- **Task details**
Go through the entries below and collect each line with the string "être" in it.

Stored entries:
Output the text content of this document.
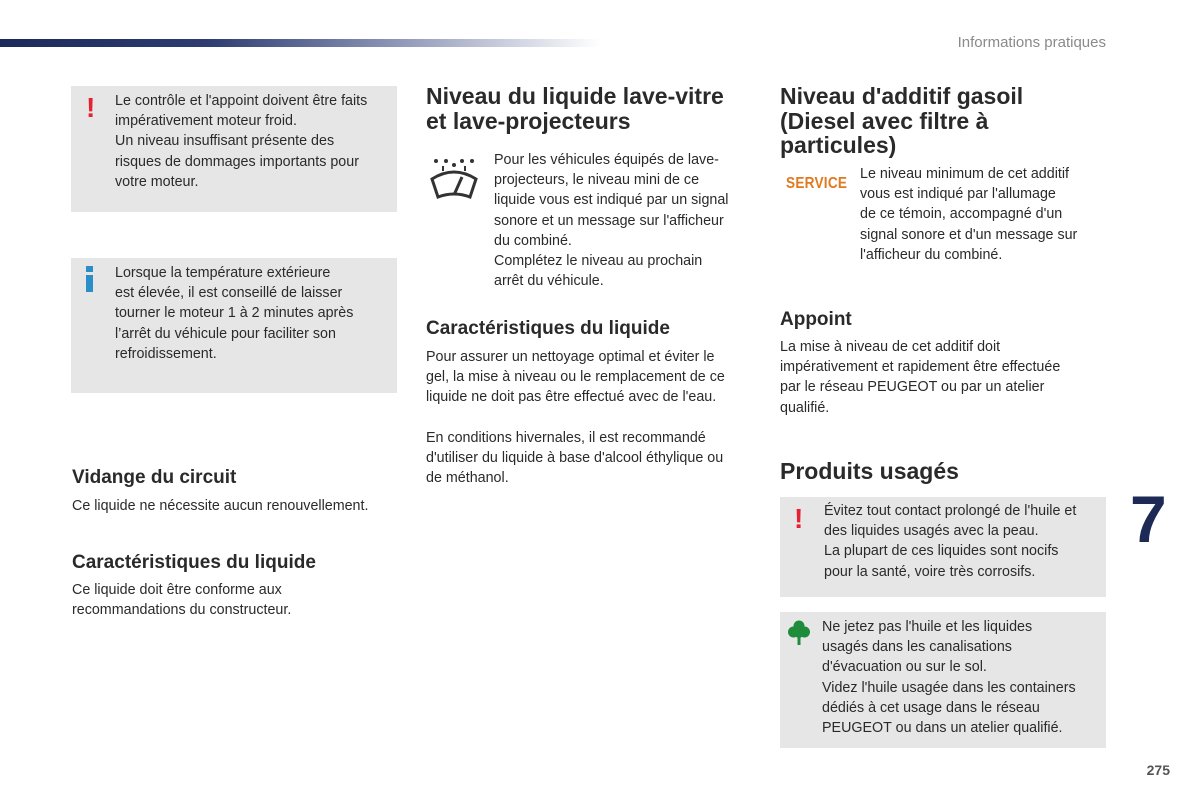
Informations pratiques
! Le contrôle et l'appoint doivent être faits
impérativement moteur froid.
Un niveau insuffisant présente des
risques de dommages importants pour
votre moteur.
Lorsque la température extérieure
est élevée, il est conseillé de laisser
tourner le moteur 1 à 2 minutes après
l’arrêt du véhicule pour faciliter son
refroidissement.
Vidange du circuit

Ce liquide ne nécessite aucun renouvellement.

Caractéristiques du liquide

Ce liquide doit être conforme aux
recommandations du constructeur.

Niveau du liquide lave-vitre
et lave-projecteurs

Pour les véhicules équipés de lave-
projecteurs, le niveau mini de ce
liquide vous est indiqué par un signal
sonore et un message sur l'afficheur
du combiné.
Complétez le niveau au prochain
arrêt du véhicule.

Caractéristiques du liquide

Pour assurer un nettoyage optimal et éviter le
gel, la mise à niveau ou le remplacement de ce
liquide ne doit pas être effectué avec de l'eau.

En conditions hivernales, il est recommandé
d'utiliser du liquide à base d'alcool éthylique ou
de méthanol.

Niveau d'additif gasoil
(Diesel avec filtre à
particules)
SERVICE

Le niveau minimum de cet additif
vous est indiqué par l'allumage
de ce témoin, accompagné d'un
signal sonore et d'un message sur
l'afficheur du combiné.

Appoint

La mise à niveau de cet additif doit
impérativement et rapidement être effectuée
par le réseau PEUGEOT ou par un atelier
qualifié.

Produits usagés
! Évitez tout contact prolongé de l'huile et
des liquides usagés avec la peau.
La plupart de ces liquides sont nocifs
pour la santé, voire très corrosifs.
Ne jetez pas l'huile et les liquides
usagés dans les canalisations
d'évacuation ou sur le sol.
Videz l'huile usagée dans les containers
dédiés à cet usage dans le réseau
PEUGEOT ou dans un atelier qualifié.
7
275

- **Written answer**
! Le contrôle et l'appoint doivent être faits
Ce liquide doit être conforme aux
liquide ne doit pas être effectué avec de l'eau.
impérativement et rapidement être effectuée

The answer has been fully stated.